AIM OF THE EXERCISE
Pick every line from the data that holds the word "background".

DATASET EXCERPTS
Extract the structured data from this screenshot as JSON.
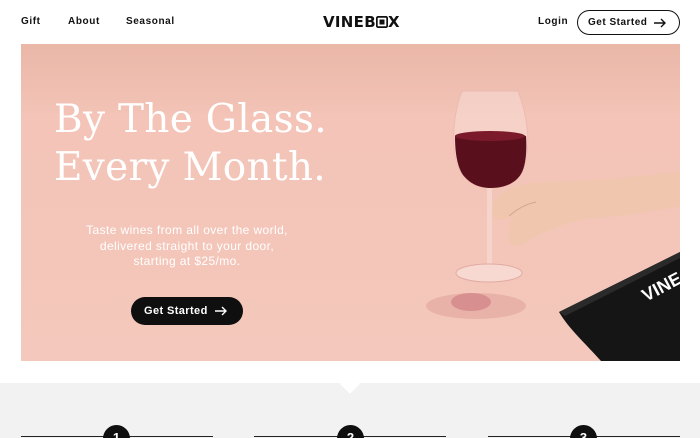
{
  "header": {
    "nav": [
      {
        "label": "Gift"
      },
      {
        "label": "About"
      },
      {
        "label": "Seasonal"
      }
    ],
    "logo_text_a": "VINEB",
    "logo_text_b": "X",
    "login_label": "Login",
    "cta_label": "Get Started"
  },
  "hero": {
    "title_line1": "By The Glass.",
    "title_line2": "Every Month.",
    "subtitle_line1": "Taste wines from all over the world,",
    "subtitle_line2": "delivered straight to your door,",
    "subtitle_line3": "starting at $25/mo.",
    "cta_label": "Get Started",
    "box_text": "VINE",
    "colors": {
      "background": "#f3c4b7",
      "wine": "#5a0f1c",
      "box": "#151515"
    }
  },
  "steps": {
    "items": [
      {
        "number": "1"
      },
      {
        "number": "2"
      },
      {
        "number": "3"
      }
    ],
    "background": "#f2f2f2"
  }
}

PROBLEM SOLUTION
      "background": "#f3c4b7",
    "background": "#f2f2f2"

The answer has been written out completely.